__TASK GOAL__:
Reproduce the entries in full, with no changes.

__LISTING__:
>> Begin

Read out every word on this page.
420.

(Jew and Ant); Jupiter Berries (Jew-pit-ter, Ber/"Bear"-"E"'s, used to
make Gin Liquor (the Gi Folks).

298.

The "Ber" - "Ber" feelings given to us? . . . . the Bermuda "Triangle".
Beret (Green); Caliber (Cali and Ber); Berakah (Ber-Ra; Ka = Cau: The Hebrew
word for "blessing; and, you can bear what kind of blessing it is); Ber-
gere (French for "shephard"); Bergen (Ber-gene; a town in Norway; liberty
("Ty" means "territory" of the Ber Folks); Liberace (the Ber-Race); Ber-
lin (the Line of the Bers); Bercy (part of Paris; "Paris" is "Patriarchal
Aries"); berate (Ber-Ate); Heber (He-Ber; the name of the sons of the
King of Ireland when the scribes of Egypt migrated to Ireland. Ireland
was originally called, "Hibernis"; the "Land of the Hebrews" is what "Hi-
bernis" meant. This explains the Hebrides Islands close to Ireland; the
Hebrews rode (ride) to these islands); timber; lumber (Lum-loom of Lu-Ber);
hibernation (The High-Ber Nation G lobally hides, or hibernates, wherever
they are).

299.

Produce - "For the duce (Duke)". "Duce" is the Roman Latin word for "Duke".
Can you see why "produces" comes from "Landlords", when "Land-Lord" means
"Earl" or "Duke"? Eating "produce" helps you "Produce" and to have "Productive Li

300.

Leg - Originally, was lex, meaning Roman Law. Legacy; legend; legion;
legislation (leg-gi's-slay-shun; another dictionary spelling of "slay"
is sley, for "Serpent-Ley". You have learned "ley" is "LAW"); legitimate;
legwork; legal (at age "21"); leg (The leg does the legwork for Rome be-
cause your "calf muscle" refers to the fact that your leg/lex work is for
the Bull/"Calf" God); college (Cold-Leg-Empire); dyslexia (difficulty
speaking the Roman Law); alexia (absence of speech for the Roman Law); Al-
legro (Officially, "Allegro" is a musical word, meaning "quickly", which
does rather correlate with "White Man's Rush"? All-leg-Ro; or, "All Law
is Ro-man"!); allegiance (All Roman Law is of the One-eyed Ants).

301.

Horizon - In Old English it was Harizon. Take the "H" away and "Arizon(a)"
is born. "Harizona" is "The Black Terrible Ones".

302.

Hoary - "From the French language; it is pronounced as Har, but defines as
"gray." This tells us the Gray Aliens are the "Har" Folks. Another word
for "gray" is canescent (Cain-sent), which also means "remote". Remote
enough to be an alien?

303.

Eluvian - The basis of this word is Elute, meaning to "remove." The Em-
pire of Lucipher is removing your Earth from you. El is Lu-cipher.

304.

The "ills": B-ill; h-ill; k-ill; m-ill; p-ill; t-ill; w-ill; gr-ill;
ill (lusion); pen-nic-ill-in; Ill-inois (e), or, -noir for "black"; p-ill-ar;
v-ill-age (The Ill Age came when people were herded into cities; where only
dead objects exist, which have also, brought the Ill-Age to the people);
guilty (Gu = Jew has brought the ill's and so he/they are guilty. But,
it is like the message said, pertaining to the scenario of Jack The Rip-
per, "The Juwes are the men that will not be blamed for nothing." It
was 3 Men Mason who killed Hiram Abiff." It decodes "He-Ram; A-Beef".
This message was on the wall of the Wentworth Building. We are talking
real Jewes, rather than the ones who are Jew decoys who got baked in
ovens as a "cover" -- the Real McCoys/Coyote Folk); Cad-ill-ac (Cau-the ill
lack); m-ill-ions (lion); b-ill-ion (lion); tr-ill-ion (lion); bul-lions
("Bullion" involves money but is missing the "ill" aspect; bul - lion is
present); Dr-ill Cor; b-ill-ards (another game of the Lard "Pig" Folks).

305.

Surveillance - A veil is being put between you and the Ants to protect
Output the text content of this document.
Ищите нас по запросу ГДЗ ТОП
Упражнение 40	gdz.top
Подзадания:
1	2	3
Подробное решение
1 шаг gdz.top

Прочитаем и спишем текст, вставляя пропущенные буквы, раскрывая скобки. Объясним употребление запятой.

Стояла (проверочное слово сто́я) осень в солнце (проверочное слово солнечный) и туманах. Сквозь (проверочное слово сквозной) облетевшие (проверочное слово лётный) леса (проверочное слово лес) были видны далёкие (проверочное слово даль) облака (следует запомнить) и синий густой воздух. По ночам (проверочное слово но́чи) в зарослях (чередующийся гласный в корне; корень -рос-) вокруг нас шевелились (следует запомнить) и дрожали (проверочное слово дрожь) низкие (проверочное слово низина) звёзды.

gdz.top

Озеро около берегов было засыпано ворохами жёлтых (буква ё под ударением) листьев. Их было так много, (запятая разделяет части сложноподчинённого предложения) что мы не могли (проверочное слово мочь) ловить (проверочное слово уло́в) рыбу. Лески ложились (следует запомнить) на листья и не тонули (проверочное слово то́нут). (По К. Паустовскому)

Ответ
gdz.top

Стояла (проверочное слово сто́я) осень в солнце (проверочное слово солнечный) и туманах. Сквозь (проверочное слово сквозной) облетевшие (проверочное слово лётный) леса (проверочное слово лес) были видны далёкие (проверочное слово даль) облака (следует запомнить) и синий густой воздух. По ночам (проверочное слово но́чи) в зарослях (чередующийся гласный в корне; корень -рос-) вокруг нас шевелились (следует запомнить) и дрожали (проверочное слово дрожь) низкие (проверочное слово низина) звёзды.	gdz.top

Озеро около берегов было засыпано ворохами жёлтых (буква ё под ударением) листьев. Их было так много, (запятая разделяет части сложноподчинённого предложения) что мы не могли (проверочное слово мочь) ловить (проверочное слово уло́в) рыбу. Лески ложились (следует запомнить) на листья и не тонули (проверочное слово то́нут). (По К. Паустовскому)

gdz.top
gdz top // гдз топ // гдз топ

>> End

__SOLUTION BELOW__:
Read out every word on this page.
420.

(Jew and Ant); Jupiter Berries (Jew-pit-ter, Ber/"Bear"-"E"'s, used to
make Gin Liquor (the Gi Folks).

298.

The "Ber" - "Ber" feelings given to us? . . . . the Bermuda "Triangle".
Beret (Green); Caliber (Cali and Ber); Berakah (Ber-Ra; Ka = Cau: The Hebrew
word for "blessing; and, you can bear what kind of blessing it is); Ber-
gere (French for "shephard"); Bergen (Ber-gene; a town in Norway; liberty
("Ty" means "territory" of the Ber Folks); Liberace (the Ber-Race); Ber-
lin (the Line of the Bers); Bercy (part of Paris; "Paris" is "Patriarchal
Aries"); berate (Ber-Ate); Heber (He-Ber; the name of the sons of the
King of Ireland when the scribes of Egypt migrated to Ireland. Ireland
was originally called, "Hibernis"; the "Land of the Hebrews" is what "Hi-
bernis" meant. This explains the Hebrides Islands close to Ireland; the
Hebrews rode (ride) to these islands); timber; lumber (Lum-loom of Lu-Ber);
hibernation (The High-Ber Nation G lobally hides, or hibernates, wherever
they are).

299.

Produce - "For the duce (Duke)". "Duce" is the Roman Latin word for "Duke".
Can you see why "produces" comes from "Landlords", when "Land-Lord" means
"Earl" or "Duke"? Eating "produce" helps you "Produce" and to have "Productive Li

300.

Leg - Originally, was lex, meaning Roman Law. Legacy; legend; legion;
legislation (leg-gi's-slay-shun; another dictionary spelling of "slay"
is sley, for "Serpent-Ley". You have learned "ley" is "LAW"); legitimate;
legwork; legal (at age "21"); leg (The leg does the legwork for Rome be-
cause your "calf muscle" refers to the fact that your leg/lex work is for
the Bull/"Calf" God); college (Cold-Leg-Empire); dyslexia (difficulty
speaking the Roman Law); alexia (absence of speech for the Roman Law); Al-
legro (Officially, "Allegro" is a musical word, meaning "quickly", which
does rather correlate with "White Man's Rush"? All-leg-Ro; or, "All Law
is Ro-man"!); allegiance (All Roman Law is of the One-eyed Ants).

301.

Horizon - In Old English it was Harizon. Take the "H" away and "Arizon(a)"
is born. "Harizona" is "The Black Terrible Ones".

302.

Hoary - "From the French language; it is pronounced as Har, but defines as
"gray." This tells us the Gray Aliens are the "Har" Folks. Another word
for "gray" is canescent (Cain-sent), which also means "remote". Remote
enough to be an alien?

303.

Eluvian - The basis of this word is Elute, meaning to "remove." The Em-
pire of Lucipher is removing your Earth from you. El is Lu-cipher.

304.

The "ills": B-ill; h-ill; k-ill; m-ill; p-ill; t-ill; w-ill; gr-ill;
ill (lusion); pen-nic-ill-in; Ill-inois (e), or, -noir for "black"; p-ill-ar;
v-ill-age (The Ill Age came when people were herded into cities; where only
dead objects exist, which have also, brought the Ill-Age to the people);
guilty (Gu = Jew has brought the ill's and so he/they are guilty. But,
it is like the message said, pertaining to the scenario of Jack The Rip-
per, "The Juwes are the men that will not be blamed for nothing." It
was 3 Men Mason who killed Hiram Abiff." It decodes "He-Ram; A-Beef".
This message was on the wall of the Wentworth Building. We are talking
real Jewes, rather than the ones who are Jew decoys who got baked in
ovens as a "cover" -- the Real McCoys/Coyote Folk); Cad-ill-ac (Cau-the ill
lack); m-ill-ions (lion); b-ill-ion (lion); tr-ill-ion (lion); bul-lions
("Bullion" involves money but is missing the "ill" aspect; bul - lion is
present); Dr-ill Cor; b-ill-ards (another game of the Lard "Pig" Folks).

305.

Surveillance - A veil is being put between you and the Ants to protect
Output the text content of this document.
Ищите нас по запросу ГДЗ ТОП
Упражнение 40	gdz.top
Подзадания:
1	2	3
Подробное решение
1 шаг gdz.top

Прочитаем и спишем текст, вставляя пропущенные буквы, раскрывая скобки. Объясним употребление запятой.

Стояла (проверочное слово сто́я) осень в солнце (проверочное слово солнечный) и туманах. Сквозь (проверочное слово сквозной) облетевшие (проверочное слово лётный) леса (проверочное слово лес) были видны далёкие (проверочное слово даль) облака (следует запомнить) и синий густой воздух. По ночам (проверочное слово но́чи) в зарослях (чередующийся гласный в корне; корень -рос-) вокруг нас шевелились (следует запомнить) и дрожали (проверочное слово дрожь) низкие (проверочное слово низина) звёзды.

gdz.top

Озеро около берегов было засыпано ворохами жёлтых (буква ё под ударением) листьев. Их было так много, (запятая разделяет части сложноподчинённого предложения) что мы не могли (проверочное слово мочь) ловить (проверочное слово уло́в) рыбу. Лески ложились (следует запомнить) на листья и не тонули (проверочное слово то́нут). (По К. Паустовскому)

Ответ
gdz.top

Стояла (проверочное слово сто́я) осень в солнце (проверочное слово солнечный) и туманах. Сквозь (проверочное слово сквозной) облетевшие (проверочное слово лётный) леса (проверочное слово лес) были видны далёкие (проверочное слово даль) облака (следует запомнить) и синий густой воздух. По ночам (проверочное слово но́чи) в зарослях (чередующийся гласный в корне; корень -рос-) вокруг нас шевелились (следует запомнить) и дрожали (проверочное слово дрожь) низкие (проверочное слово низина) звёзды.	gdz.top

Озеро около берегов было засыпано ворохами жёлтых (буква ё под ударением) листьев. Их было так много, (запятая разделяет части сложноподчинённого предложения) что мы не могли (проверочное слово мочь) ловить (проверочное слово уло́в) рыбу. Лески ложились (следует запомнить) на листья и не тонули (проверочное слово то́нут). (По К. Паустовскому)

gdz.top
gdz top // гдз топ // гдз топ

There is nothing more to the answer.